Aim.
Using the material below, work out how many lines contain the word "Пронько". Reply with the number and nothing more.

-- begin Extracted records --

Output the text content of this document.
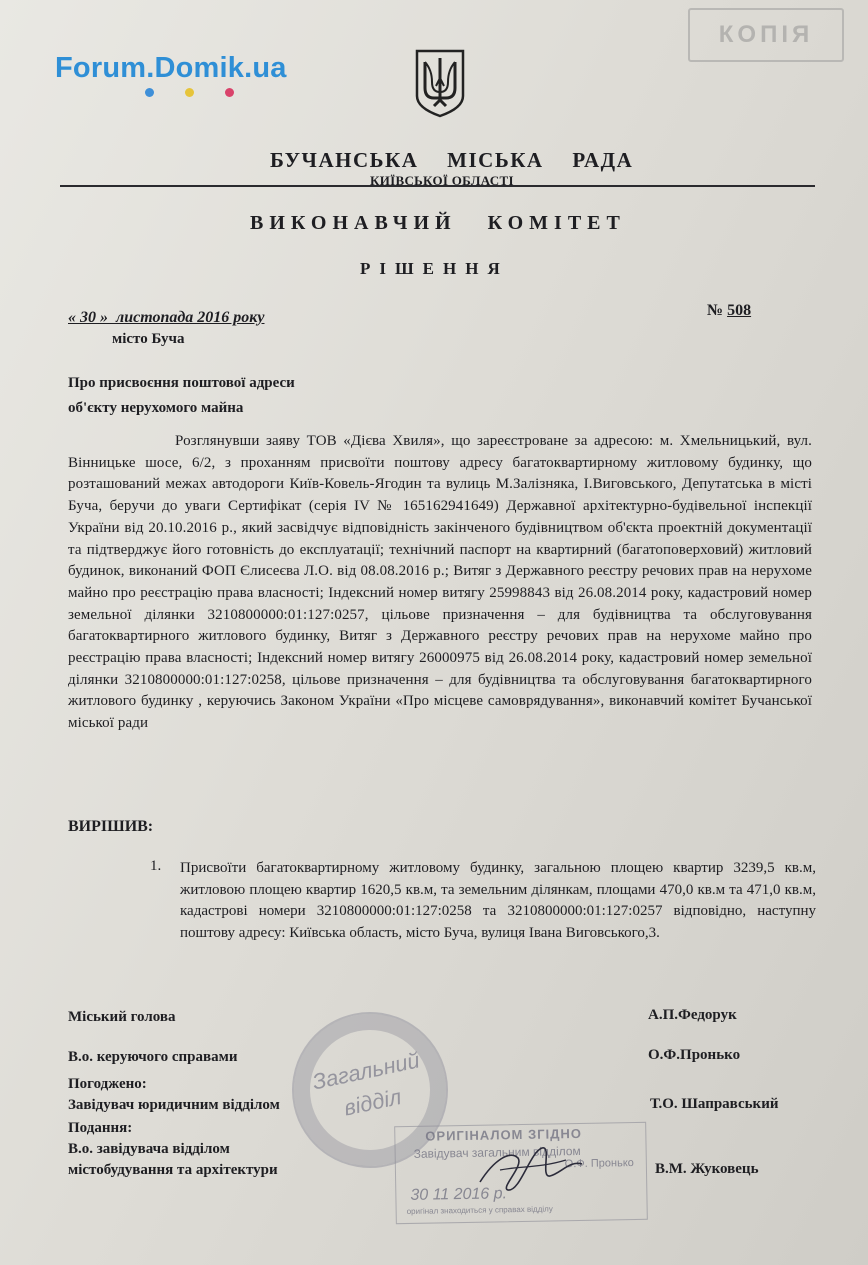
Forum.Domik.ua
КОПІЯ
БУЧАНСЬКА МІСЬКА РАДА
КИЇВСЬКОЇ ОБЛАСТІ
ВИКОНАВЧИЙ КОМІТЕТ
РІШЕННЯ
« 30 »  листопада 2016 року	№ 508
місто Буча
Про присвоєння поштової адреси
об'єкту нерухомого майна
Розглянувши заяву ТОВ «Дієва Хвиля», що зареєстроване за адресою: м. Хмельницький, вул. Вінницьке шосе, 6/2, з проханням присвоїти поштову адресу багатоквартирному житловому будинку, що розташований межах автодороги Київ-Ковель-Ягодин та вулиць М.Залізняка, І.Виговського, Депутатська в місті Буча, беручи до уваги Сертифікат (серія IV № 165162941649) Державної архітектурно-будівельної інспекції України від 20.10.2016 р., який засвідчує відповідність закінченого будівництвом об'єкта проектній документації та підтверджує його готовність до експлуатації; технічний паспорт на квартирний (багатоповерховий) житловий будинок, виконаний ФОП Єлисеєва Л.О. від 08.08.2016 р.; Витяг з Державного реєстру речових прав на нерухоме майно про реєстрацію права власності; Індексний номер витягу 25998843 від 26.08.2014 року, кадастровий номер земельної ділянки 3210800000:01:127:0257, цільове призначення – для будівництва та обслуговування багатоквартирного житлового будинку, Витяг з Державного реєстру речових прав на нерухоме майно про реєстрацію права власності; Індексний номер витягу 26000975 від 26.08.2014 року, кадастровий номер земельної ділянки 3210800000:01:127:0258, цільове призначення – для будівництва та обслуговування багатоквартирного житлового будинку , керуючись Законом України «Про місцеве самоврядування», виконавчий комітет Бучанської міської ради
ВИРІШИВ:
1. Присвоїти багатоквартирному житловому будинку, загальною площею квартир 3239,5 кв.м, житловою площею квартир 1620,5 кв.м, та земельним ділянкам, площами 470,0 кв.м та 471,0 кв.м, кадастрові номери 3210800000:01:127:0258 та 3210800000:01:127:0257 відповідно, наступну поштову адресу: Київська область, місто Буча, вулиця Івана Виговського,3.
Загальний
відділ
Міський голова	А.П.Федорук
В.о. керуючого справами	О.Ф.Пронько
Погоджено:
Завідувач юридичним відділом	Т.О. Шаправський
Подання:
В.о. завідувача відділом
містобудування та архітектури	В.М. Жуковець
ОРИГІНАЛОМ ЗГІДНО
Завідувач загальним відділом
О.Ф. Пронько
30 11 2016 р.
оригінал знаходиться у справах відділу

-- end Extracted records --

Correct output.
2